Requirement
Check each line for the word "Frequenz" and report how many have it. Give nothing else.

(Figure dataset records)
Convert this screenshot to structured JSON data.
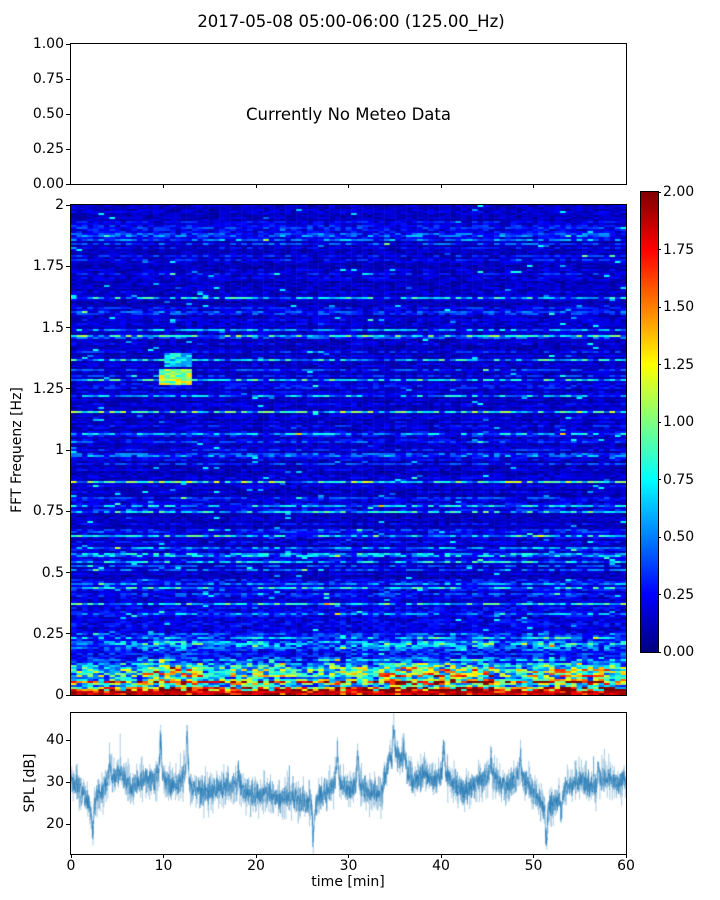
{
  "title": "2017-05-08 05:00-06:00 (125.00_Hz)",
  "meteo_panel": {
    "annotation": "Currently No Meteo Data",
    "ytick_labels": [
      "1.00",
      "0.75",
      "0.50",
      "0.25",
      "0.00"
    ]
  },
  "spectrogram": {
    "ylabel": "FFT Frequenz [Hz]",
    "ytick_labels": [
      "2",
      "1.75",
      "1.5",
      "1.25",
      "1",
      "0.75",
      "0.5",
      "0.25",
      "0"
    ]
  },
  "colorbar": {
    "tick_labels": [
      "2.00",
      "1.75",
      "1.50",
      "1.25",
      "1.00",
      "0.75",
      "0.50",
      "0.25",
      "0.00"
    ],
    "vmin": 0.0,
    "vmax": 2.0,
    "colormap": "jet"
  },
  "spl_panel": {
    "ylabel": "SPL [dB]",
    "xlabel": "time [min]",
    "ytick_labels": [
      "40",
      "30",
      "20"
    ],
    "ytick_values": [
      40,
      30,
      20
    ],
    "xtick_labels": [
      "0",
      "10",
      "20",
      "30",
      "40",
      "50",
      "60"
    ]
  },
  "chart_data": [
    {
      "type": "empty",
      "panel": "meteo",
      "annotation": "Currently No Meteo Data",
      "ylim": [
        0.0,
        1.0
      ],
      "yticks": [
        1.0,
        0.75,
        0.5,
        0.25,
        0.0
      ],
      "xlim": [
        0,
        60
      ],
      "unlabeled_xticks_min": [
        10,
        20,
        30,
        40,
        50
      ],
      "grid": false
    },
    {
      "type": "heatmap",
      "panel": "spectrogram",
      "ylabel": "FFT Frequenz [Hz]",
      "xlim_min": [
        0,
        60
      ],
      "ylim_hz": [
        0,
        2
      ],
      "yticks": [
        2,
        1.75,
        1.5,
        1.25,
        1,
        0.75,
        0.5,
        0.25,
        0
      ],
      "clim": [
        0.0,
        2.0
      ],
      "colormap": "jet",
      "summary": "Ambient-noise FFT spectrogram, horizontally streaked. Above 0.25 Hz values mostly 0.05-0.45 (dark/medium blue) with sparse brighter cyan streak rows; 0.12-0.25 Hz values 0.2-0.7; 0.05-0.12 Hz values 0.3-1.0 (cyan/green); below 0.05 Hz values 0.8-1.8 (yellow/orange/red) in bursts; bottom rows saturated 1.8-2.0 (dark red). Bright cyan anomaly patch near 1.3 Hz at 10-13 min.",
      "grid": {
        "cols": 101,
        "rows": 245
      },
      "seed": 20170508,
      "bursts": [
        {
          "t0": 7.5,
          "t1": 14,
          "gain": 1.45
        },
        {
          "t0": 17,
          "t1": 23,
          "gain": 1.15
        },
        {
          "t0": 27,
          "t1": 32,
          "gain": 1.2
        },
        {
          "t0": 33,
          "t1": 46,
          "gain": 1.5
        },
        {
          "t0": 49.5,
          "t1": 60,
          "gain": 1.35
        }
      ],
      "anomalies": [
        {
          "t0": 9.6,
          "t1": 13.2,
          "f0": 1.27,
          "f1": 1.33,
          "value": 1.05
        },
        {
          "t0": 10.2,
          "t1": 12.8,
          "f0": 1.34,
          "f1": 1.4,
          "value": 0.7
        }
      ]
    },
    {
      "type": "line",
      "panel": "spl",
      "xlabel": "time [min]",
      "ylabel": "SPL [dB]",
      "xlim": [
        0,
        60
      ],
      "ylim": [
        12.9,
        46.5
      ],
      "xticks": [
        0,
        10,
        20,
        30,
        40,
        50,
        60
      ],
      "yticks": [
        40,
        30,
        20
      ],
      "color": "#1f77b4",
      "seed": 125,
      "noise_sigma_db": 2.3,
      "envelope_t_min": [
        0,
        1,
        2.3,
        3,
        4.3,
        5.3,
        6.5,
        7.5,
        9,
        9.7,
        10.5,
        11.5,
        12.5,
        13,
        14.5,
        16.5,
        18,
        19.5,
        21,
        22.5,
        24,
        25.5,
        26.3,
        27,
        28.7,
        30,
        31,
        32,
        33.5,
        34.3,
        35,
        35.5,
        36.5,
        37.3,
        38,
        39,
        40.3,
        41,
        42.5,
        44,
        45.5,
        47,
        48.5,
        50,
        51.3,
        52.2,
        53.5,
        55,
        56.5,
        58,
        59,
        60
      ],
      "envelope_db": [
        30,
        29,
        23,
        27,
        31,
        32.5,
        29,
        30.5,
        30.5,
        34,
        29,
        29.5,
        32,
        29,
        27.5,
        29.5,
        29,
        27,
        27.5,
        26,
        26.5,
        25,
        24.5,
        26.5,
        30.5,
        28.5,
        29.5,
        27.5,
        27,
        35,
        37.5,
        36,
        32,
        30,
        32,
        30.5,
        32.5,
        30,
        28,
        30,
        32,
        29,
        31.5,
        28,
        23.5,
        25,
        28.5,
        30.5,
        29,
        31,
        29.5,
        30.5
      ],
      "spikes": [
        {
          "t": 2.35,
          "dy": -6
        },
        {
          "t": 4.2,
          "dy": 5
        },
        {
          "t": 9.7,
          "dy": 7
        },
        {
          "t": 12.55,
          "dy": 11
        },
        {
          "t": 18.1,
          "dy": 5
        },
        {
          "t": 26.2,
          "dy": -10
        },
        {
          "t": 28.8,
          "dy": 8
        },
        {
          "t": 31.0,
          "dy": 8
        },
        {
          "t": 34.9,
          "dy": 6.5
        },
        {
          "t": 36.0,
          "dy": 5
        },
        {
          "t": 40.3,
          "dy": 8
        },
        {
          "t": 45.4,
          "dy": 5
        },
        {
          "t": 48.6,
          "dy": 5
        },
        {
          "t": 51.4,
          "dy": -10
        },
        {
          "t": 53.0,
          "dy": -5
        },
        {
          "t": 57.0,
          "dy": 5
        }
      ]
    }
  ]
}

Completed task
2